JOB: Write out, precisely and in full, each line of the material.
· · ·
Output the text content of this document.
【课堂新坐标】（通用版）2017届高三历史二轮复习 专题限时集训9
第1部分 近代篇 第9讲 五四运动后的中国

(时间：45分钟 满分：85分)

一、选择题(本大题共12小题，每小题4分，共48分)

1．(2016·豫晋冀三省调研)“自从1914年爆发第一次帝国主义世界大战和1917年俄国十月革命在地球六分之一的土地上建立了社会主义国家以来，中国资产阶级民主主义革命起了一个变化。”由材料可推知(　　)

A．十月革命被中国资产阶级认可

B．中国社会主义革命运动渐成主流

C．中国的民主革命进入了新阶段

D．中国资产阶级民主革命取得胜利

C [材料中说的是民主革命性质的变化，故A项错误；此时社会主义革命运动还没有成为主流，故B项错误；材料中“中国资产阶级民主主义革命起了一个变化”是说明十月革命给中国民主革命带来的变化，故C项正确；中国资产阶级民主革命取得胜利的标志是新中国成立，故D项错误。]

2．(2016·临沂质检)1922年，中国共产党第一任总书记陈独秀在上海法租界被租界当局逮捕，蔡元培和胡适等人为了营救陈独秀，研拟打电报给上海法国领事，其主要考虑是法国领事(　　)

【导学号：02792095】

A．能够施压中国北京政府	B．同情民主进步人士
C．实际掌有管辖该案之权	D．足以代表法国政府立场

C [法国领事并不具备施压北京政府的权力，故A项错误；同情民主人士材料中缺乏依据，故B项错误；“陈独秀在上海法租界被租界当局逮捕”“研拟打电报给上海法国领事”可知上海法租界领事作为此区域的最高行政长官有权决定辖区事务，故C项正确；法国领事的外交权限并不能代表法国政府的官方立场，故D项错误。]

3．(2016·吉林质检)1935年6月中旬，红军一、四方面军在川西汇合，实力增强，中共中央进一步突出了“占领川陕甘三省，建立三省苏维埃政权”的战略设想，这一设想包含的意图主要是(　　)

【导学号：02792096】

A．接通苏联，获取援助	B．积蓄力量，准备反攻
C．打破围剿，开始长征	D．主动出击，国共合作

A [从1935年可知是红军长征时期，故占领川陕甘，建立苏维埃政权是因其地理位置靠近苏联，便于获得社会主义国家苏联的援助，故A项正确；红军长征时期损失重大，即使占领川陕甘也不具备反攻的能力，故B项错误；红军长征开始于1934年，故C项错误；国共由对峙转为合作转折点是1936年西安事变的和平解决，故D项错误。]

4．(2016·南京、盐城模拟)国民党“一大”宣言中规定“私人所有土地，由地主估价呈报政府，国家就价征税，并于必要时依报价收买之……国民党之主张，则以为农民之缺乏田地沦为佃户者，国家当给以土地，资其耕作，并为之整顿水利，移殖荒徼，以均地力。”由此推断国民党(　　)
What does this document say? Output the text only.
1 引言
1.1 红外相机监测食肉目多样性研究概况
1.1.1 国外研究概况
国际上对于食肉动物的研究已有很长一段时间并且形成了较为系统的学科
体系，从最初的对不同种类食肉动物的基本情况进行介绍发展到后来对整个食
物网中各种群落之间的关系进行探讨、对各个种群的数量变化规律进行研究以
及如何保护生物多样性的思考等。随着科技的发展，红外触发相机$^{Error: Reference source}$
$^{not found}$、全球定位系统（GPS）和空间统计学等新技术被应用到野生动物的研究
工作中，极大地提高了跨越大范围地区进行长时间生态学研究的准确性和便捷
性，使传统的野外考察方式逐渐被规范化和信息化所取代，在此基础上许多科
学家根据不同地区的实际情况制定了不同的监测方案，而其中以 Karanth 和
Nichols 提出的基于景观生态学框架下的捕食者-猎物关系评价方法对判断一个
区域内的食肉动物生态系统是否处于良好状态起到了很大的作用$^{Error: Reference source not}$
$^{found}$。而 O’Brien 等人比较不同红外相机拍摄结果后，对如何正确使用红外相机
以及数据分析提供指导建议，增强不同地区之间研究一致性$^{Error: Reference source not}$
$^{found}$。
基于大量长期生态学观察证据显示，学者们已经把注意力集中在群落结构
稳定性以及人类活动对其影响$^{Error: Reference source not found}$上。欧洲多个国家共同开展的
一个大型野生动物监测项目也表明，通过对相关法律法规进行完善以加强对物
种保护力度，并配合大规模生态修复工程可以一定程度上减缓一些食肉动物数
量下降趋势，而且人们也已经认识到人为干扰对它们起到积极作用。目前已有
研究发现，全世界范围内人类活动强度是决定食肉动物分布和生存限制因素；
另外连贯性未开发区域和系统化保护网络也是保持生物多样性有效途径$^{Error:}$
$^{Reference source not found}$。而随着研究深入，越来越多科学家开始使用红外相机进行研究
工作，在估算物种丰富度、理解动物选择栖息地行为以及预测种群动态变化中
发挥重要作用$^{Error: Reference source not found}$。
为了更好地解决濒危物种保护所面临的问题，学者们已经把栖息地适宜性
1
· · ·
RESULT OF THIS EXERCISE:
Output the text content of this document.
【课堂新坐标】（通用版）2017届高三历史二轮复习 专题限时集训9
第1部分 近代篇 第9讲 五四运动后的中国

(时间：45分钟 满分：85分)

一、选择题(本大题共12小题，每小题4分，共48分)

1．(2016·豫晋冀三省调研)“自从1914年爆发第一次帝国主义世界大战和1917年俄国十月革命在地球六分之一的土地上建立了社会主义国家以来，中国资产阶级民主主义革命起了一个变化。”由材料可推知(　　)

A．十月革命被中国资产阶级认可

B．中国社会主义革命运动渐成主流

C．中国的民主革命进入了新阶段

D．中国资产阶级民主革命取得胜利

C [材料中说的是民主革命性质的变化，故A项错误；此时社会主义革命运动还没有成为主流，故B项错误；材料中“中国资产阶级民主主义革命起了一个变化”是说明十月革命给中国民主革命带来的变化，故C项正确；中国资产阶级民主革命取得胜利的标志是新中国成立，故D项错误。]

2．(2016·临沂质检)1922年，中国共产党第一任总书记陈独秀在上海法租界被租界当局逮捕，蔡元培和胡适等人为了营救陈独秀，研拟打电报给上海法国领事，其主要考虑是法国领事(　　)

【导学号：02792095】

A．能够施压中国北京政府	B．同情民主进步人士
C．实际掌有管辖该案之权	D．足以代表法国政府立场

C [法国领事并不具备施压北京政府的权力，故A项错误；同情民主人士材料中缺乏依据，故B项错误；“陈独秀在上海法租界被租界当局逮捕”“研拟打电报给上海法国领事”可知上海法租界领事作为此区域的最高行政长官有权决定辖区事务，故C项正确；法国领事的外交权限并不能代表法国政府的官方立场，故D项错误。]

3．(2016·吉林质检)1935年6月中旬，红军一、四方面军在川西汇合，实力增强，中共中央进一步突出了“占领川陕甘三省，建立三省苏维埃政权”的战略设想，这一设想包含的意图主要是(　　)

【导学号：02792096】

A．接通苏联，获取援助	B．积蓄力量，准备反攻
C．打破围剿，开始长征	D．主动出击，国共合作

A [从1935年可知是红军长征时期，故占领川陕甘，建立苏维埃政权是因其地理位置靠近苏联，便于获得社会主义国家苏联的援助，故A项正确；红军长征时期损失重大，即使占领川陕甘也不具备反攻的能力，故B项错误；红军长征开始于1934年，故C项错误；国共由对峙转为合作转折点是1936年西安事变的和平解决，故D项错误。]

4．(2016·南京、盐城模拟)国民党“一大”宣言中规定“私人所有土地，由地主估价呈报政府，国家就价征税，并于必要时依报价收买之……国民党之主张，则以为农民之缺乏田地沦为佃户者，国家当给以土地，资其耕作，并为之整顿水利，移殖荒徼，以均地力。”由此推断国民党(　　)
What does this document say? Output the text only.
1 引言
1.1 红外相机监测食肉目多样性研究概况
1.1.1 国外研究概况
国际上对于食肉动物的研究已有很长一段时间并且形成了较为系统的学科
体系，从最初的对不同种类食肉动物的基本情况进行介绍发展到后来对整个食
物网中各种群落之间的关系进行探讨、对各个种群的数量变化规律进行研究以
及如何保护生物多样性的思考等。随着科技的发展，红外触发相机$^{Error: Reference source}$
$^{not found}$、全球定位系统（GPS）和空间统计学等新技术被应用到野生动物的研究
工作中，极大地提高了跨越大范围地区进行长时间生态学研究的准确性和便捷
性，使传统的野外考察方式逐渐被规范化和信息化所取代，在此基础上许多科
学家根据不同地区的实际情况制定了不同的监测方案，而其中以 Karanth 和
Nichols 提出的基于景观生态学框架下的捕食者-猎物关系评价方法对判断一个
区域内的食肉动物生态系统是否处于良好状态起到了很大的作用$^{Error: Reference source not}$
$^{found}$。而 O’Brien 等人比较不同红外相机拍摄结果后，对如何正确使用红外相机
以及数据分析提供指导建议，增强不同地区之间研究一致性$^{Error: Reference source not}$
$^{found}$。
基于大量长期生态学观察证据显示，学者们已经把注意力集中在群落结构
稳定性以及人类活动对其影响$^{Error: Reference source not found}$上。欧洲多个国家共同开展的
一个大型野生动物监测项目也表明，通过对相关法律法规进行完善以加强对物
种保护力度，并配合大规模生态修复工程可以一定程度上减缓一些食肉动物数
量下降趋势，而且人们也已经认识到人为干扰对它们起到积极作用。目前已有
研究发现，全世界范围内人类活动强度是决定食肉动物分布和生存限制因素；
另外连贯性未开发区域和系统化保护网络也是保持生物多样性有效途径$^{Error:}$
$^{Reference source not found}$。而随着研究深入，越来越多科学家开始使用红外相机进行研究
工作，在估算物种丰富度、理解动物选择栖息地行为以及预测种群动态变化中
发挥重要作用$^{Error: Reference source not found}$。
为了更好地解决濒危物种保护所面临的问题，学者们已经把栖息地适宜性
1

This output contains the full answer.